Identify the lines that contain the word "AIDS", then copy them.

[Collection entries]
☆ ☆ ☆ ☆ ☆ ☆ ☆
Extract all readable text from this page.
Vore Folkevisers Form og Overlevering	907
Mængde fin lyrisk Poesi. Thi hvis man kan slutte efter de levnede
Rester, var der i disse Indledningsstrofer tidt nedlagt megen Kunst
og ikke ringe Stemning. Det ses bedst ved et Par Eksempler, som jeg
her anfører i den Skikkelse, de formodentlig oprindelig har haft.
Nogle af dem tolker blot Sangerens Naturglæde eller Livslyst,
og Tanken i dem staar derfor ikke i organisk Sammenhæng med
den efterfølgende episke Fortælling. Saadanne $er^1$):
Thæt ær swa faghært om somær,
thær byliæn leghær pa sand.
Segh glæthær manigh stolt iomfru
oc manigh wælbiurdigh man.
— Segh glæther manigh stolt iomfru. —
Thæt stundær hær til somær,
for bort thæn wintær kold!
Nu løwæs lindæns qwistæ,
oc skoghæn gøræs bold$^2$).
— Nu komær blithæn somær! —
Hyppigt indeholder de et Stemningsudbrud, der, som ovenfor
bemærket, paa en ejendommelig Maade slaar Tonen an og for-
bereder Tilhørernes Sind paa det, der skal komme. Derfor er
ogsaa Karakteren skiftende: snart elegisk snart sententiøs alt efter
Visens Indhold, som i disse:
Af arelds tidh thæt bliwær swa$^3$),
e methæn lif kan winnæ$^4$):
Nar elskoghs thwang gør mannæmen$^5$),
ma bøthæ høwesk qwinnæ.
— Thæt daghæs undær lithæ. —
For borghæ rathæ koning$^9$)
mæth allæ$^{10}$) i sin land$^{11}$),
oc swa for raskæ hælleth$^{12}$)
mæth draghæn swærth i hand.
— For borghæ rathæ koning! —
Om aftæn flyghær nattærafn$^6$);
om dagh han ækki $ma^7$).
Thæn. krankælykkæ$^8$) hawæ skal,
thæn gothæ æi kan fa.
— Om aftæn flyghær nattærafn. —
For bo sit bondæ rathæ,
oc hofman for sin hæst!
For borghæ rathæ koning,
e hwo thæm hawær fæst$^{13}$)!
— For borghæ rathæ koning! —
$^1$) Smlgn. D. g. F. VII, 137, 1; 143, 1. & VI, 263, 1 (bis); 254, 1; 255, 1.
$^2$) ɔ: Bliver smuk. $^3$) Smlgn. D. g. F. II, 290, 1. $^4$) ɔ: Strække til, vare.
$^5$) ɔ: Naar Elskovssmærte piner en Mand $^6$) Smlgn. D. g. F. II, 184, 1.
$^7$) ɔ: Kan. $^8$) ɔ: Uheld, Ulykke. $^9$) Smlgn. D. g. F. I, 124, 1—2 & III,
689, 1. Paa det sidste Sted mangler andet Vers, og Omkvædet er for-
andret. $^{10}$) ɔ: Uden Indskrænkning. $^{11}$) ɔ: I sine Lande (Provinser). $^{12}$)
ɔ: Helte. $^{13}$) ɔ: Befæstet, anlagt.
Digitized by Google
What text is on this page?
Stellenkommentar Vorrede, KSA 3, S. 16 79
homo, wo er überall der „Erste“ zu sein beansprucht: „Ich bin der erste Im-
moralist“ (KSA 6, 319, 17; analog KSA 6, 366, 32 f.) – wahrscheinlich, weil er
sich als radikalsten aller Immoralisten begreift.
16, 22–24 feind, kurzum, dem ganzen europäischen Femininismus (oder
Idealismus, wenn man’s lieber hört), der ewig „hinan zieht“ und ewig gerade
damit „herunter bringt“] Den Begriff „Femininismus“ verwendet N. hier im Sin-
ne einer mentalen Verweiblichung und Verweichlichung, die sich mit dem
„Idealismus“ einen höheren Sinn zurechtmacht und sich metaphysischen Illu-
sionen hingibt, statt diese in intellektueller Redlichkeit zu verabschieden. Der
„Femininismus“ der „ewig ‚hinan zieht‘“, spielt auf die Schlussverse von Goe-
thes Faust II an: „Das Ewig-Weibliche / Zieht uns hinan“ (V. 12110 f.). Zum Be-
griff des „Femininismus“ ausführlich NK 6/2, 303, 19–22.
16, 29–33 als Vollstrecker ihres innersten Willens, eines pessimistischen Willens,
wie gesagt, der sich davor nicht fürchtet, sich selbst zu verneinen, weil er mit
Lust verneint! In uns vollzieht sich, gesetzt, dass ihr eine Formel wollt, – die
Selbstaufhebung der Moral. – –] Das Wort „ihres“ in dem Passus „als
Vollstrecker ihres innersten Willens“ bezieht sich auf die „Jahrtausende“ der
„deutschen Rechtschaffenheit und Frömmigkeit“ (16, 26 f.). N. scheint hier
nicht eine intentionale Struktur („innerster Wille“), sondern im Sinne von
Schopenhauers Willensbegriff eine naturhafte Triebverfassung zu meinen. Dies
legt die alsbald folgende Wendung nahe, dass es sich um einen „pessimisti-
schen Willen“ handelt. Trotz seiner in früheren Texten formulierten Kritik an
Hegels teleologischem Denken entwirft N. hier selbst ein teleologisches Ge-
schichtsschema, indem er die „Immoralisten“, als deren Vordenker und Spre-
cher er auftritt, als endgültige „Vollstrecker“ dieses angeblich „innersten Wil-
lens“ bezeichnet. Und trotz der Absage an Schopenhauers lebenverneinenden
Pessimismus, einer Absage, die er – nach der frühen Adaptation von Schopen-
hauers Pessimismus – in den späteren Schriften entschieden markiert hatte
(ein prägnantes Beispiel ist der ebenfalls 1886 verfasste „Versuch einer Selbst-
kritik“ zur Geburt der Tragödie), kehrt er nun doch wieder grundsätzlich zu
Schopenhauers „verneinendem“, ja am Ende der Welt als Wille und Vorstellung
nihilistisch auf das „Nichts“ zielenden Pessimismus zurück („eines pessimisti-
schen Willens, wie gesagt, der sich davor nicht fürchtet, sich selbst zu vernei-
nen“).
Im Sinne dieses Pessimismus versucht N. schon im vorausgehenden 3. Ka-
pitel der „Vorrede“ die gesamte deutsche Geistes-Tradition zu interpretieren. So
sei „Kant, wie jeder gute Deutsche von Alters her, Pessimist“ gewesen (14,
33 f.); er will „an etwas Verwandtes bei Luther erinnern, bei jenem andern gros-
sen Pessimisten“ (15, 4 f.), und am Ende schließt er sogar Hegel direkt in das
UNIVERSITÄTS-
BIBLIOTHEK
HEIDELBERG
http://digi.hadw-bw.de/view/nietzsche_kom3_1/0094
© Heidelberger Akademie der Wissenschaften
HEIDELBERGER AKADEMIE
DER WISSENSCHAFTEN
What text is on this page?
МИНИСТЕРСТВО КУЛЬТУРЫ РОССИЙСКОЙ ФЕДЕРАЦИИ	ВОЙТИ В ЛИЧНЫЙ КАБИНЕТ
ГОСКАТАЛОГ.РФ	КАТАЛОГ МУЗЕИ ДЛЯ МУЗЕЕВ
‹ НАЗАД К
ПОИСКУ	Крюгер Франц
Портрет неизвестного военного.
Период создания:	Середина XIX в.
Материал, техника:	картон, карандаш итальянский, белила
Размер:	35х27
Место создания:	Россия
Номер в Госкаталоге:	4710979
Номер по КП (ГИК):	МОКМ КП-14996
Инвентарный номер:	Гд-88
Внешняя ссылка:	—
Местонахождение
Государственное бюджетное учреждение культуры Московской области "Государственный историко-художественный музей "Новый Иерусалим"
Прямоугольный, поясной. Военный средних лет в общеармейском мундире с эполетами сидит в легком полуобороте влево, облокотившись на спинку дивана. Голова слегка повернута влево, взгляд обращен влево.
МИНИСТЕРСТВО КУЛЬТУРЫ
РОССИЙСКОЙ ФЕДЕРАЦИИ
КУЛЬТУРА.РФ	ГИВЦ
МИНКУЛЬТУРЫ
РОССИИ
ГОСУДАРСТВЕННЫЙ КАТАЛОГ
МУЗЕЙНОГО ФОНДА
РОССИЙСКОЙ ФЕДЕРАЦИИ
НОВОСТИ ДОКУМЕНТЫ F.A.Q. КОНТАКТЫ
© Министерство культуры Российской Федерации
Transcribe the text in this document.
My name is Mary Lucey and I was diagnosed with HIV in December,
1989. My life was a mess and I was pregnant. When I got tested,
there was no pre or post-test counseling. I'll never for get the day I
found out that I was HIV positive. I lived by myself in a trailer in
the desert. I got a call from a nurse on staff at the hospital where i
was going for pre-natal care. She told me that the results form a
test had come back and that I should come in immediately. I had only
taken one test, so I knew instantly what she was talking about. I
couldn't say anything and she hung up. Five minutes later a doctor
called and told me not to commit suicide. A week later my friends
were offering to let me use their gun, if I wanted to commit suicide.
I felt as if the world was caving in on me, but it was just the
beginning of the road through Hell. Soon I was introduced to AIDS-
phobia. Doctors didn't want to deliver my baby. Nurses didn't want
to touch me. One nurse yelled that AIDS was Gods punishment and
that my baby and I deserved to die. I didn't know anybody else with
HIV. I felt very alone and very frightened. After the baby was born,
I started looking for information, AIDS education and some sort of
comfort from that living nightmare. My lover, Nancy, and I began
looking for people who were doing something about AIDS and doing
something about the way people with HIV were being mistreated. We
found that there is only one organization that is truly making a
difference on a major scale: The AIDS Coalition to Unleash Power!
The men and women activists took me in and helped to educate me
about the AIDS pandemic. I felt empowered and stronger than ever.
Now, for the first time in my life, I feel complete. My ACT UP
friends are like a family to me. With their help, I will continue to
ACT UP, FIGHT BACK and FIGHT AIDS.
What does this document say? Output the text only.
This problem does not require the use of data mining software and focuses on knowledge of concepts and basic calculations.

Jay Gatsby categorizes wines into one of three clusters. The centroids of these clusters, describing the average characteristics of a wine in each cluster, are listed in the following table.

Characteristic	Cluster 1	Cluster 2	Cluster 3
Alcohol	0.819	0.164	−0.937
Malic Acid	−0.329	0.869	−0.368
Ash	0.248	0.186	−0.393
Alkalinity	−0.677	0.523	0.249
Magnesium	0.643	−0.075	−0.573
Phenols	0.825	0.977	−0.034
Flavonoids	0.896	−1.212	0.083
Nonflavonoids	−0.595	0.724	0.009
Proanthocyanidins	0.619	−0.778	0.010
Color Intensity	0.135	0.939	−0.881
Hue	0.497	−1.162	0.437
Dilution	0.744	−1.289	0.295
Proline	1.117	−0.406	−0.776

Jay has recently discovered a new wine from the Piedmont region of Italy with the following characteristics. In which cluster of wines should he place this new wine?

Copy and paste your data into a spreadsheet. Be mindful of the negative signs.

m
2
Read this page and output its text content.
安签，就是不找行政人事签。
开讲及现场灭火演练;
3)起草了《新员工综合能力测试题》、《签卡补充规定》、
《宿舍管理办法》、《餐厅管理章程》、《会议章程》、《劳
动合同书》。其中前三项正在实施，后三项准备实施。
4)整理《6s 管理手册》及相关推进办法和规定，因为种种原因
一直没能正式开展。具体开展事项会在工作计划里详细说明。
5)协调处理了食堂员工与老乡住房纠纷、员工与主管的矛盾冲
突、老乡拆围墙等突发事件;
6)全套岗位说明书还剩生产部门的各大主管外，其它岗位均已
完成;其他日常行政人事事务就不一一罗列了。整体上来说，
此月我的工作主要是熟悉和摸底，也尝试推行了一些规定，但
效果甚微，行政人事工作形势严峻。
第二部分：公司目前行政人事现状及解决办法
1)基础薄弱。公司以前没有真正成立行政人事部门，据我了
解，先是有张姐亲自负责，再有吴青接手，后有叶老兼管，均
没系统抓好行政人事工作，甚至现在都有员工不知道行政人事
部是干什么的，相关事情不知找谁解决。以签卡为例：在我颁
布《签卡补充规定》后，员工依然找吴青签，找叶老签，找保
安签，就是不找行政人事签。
☆ ☆ ☆ ☆ ☆ ☆ ☆
The solution:
beginning of the road through Hell. Soon I was introduced to AIDS-
to touch me. One nurse yelled that AIDS was Gods punishment and
I started looking for information, AIDS education and some sort of
looking for people who were doing something about AIDS and doing
difference on a major scale: The AIDS Coalition to Unleash Power!
about the AIDS pandemic. I felt empowered and stronger than ever.
ACT UP, FIGHT BACK and FIGHT AIDS.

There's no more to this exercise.